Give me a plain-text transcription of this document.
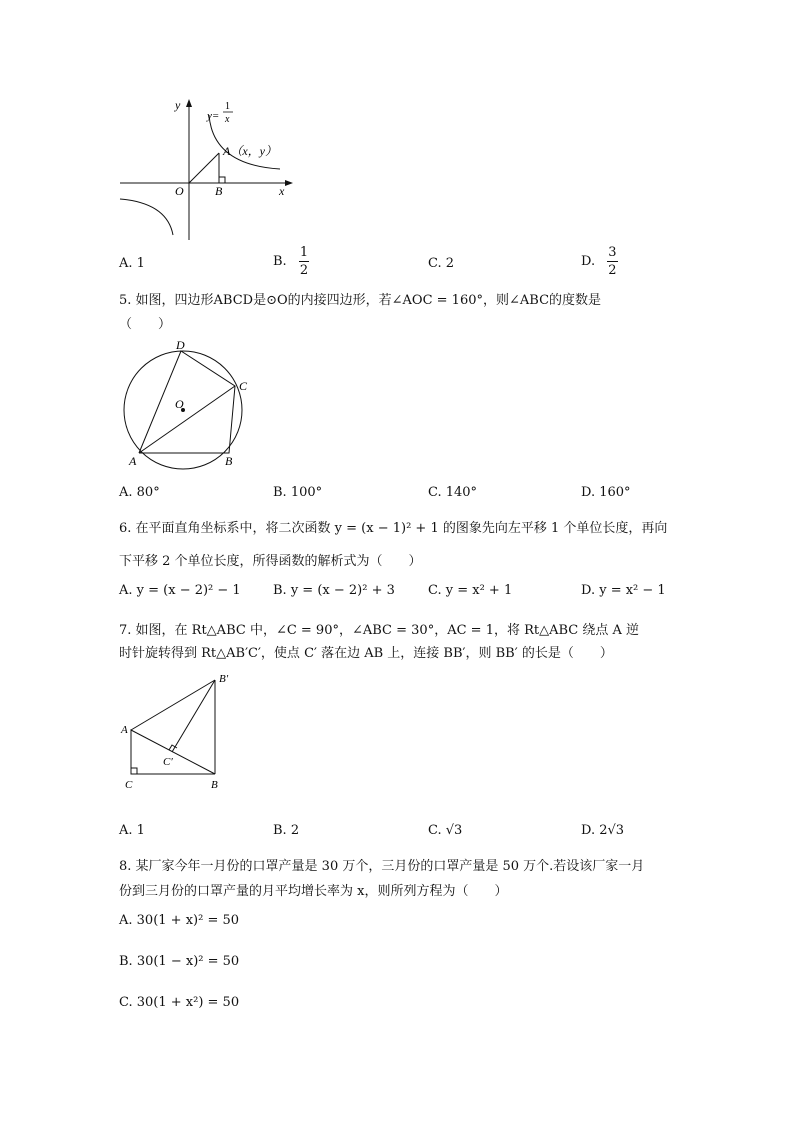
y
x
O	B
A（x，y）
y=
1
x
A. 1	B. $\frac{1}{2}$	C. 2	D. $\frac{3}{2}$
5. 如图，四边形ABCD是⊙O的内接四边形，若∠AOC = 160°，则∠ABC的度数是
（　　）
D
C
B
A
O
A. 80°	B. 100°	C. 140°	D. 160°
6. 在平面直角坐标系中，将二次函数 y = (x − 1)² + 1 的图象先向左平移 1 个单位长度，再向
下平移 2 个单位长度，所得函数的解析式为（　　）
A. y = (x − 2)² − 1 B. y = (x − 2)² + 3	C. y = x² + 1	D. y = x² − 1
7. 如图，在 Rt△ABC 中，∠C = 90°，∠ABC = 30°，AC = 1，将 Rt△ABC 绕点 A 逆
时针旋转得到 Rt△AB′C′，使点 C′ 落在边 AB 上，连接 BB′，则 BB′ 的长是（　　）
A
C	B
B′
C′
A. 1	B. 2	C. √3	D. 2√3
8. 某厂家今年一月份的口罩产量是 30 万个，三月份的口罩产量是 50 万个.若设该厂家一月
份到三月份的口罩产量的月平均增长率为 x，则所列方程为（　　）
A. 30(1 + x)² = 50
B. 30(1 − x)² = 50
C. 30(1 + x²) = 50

□ □ □ □ □

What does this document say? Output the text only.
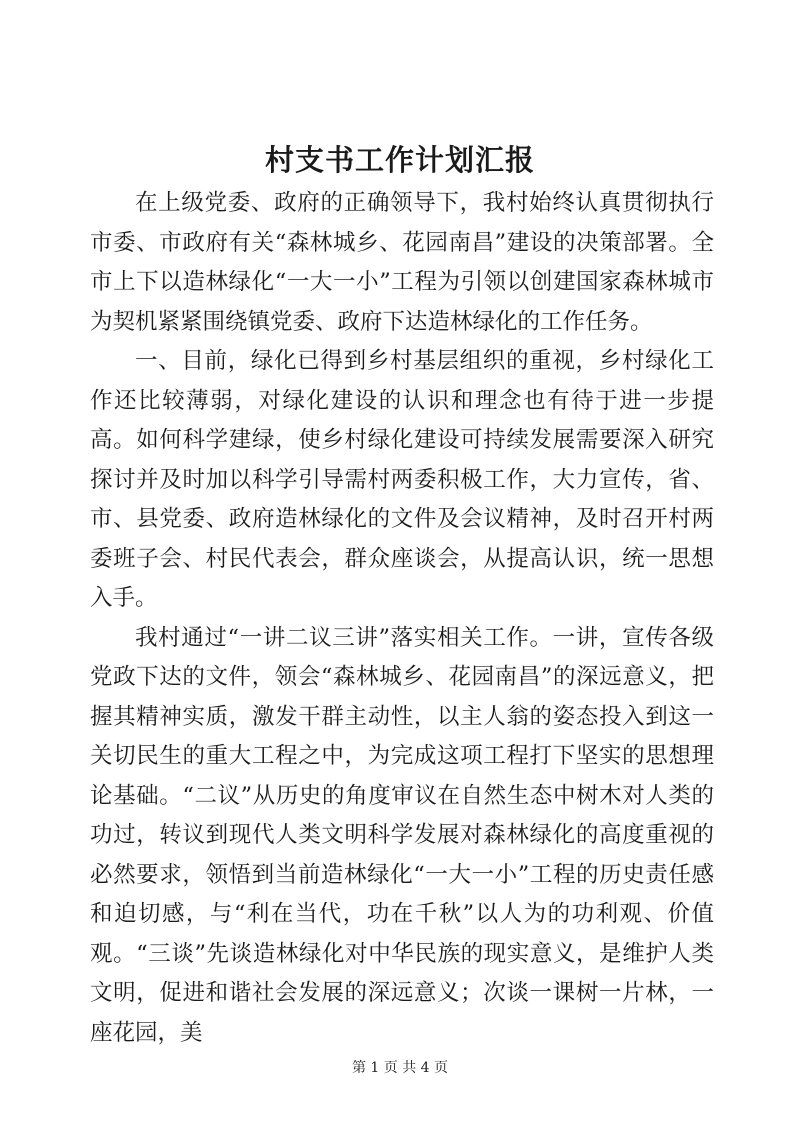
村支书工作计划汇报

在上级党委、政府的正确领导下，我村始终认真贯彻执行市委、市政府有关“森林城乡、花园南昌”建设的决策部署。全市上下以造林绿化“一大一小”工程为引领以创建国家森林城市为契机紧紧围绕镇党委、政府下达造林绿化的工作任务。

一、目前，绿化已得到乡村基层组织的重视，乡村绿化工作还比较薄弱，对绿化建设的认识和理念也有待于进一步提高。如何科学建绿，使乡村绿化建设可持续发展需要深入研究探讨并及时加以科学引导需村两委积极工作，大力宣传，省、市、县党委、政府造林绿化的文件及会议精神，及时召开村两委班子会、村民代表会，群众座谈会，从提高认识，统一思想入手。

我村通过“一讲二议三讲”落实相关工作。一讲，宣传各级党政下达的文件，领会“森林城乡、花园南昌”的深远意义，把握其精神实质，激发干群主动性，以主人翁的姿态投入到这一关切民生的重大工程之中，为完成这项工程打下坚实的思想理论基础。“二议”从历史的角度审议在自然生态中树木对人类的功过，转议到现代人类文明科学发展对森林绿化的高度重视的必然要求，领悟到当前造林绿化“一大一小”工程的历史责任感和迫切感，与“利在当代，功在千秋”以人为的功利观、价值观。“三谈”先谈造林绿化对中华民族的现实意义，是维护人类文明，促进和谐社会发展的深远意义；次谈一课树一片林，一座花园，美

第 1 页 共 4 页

□ □ □ □ □

Given exercise ::
Pick out all the lines with the word "森林城乡" in them and copy them.

Answer ::
在上级党委、政府的正确领导下，我村始终认真贯彻执行市委、市政府有关“森林城乡、花园南昌”建设的决策部署。全市上下以造林绿化“一大一小”工程为引领以创建国家森林城市为契机紧紧围绕镇党委、政府下达造林绿化的工作任务。
我村通过“一讲二议三讲”落实相关工作。一讲，宣传各级党政下达的文件，领会“森林城乡、花园南昌”的深远意义，把握其精神实质，激发干群主动性，以主人翁的姿态投入到这一关切民生的重大工程之中，为完成这项工程打下坚实的思想理论基础。“二议”从历史的角度审议在自然生态中树木对人类的功过，转议到现代人类文明科学发展对森林绿化的高度重视的必然要求，领悟到当前造林绿化“一大一小”工程的历史责任感和迫切感，与“利在当代，功在千秋”以人为的功利观、价值观。“三谈”先谈造林绿化对中华民族的现实意义，是维护人类文明，促进和谐社会发展的深远意义；次谈一课树一片林，一座花园，美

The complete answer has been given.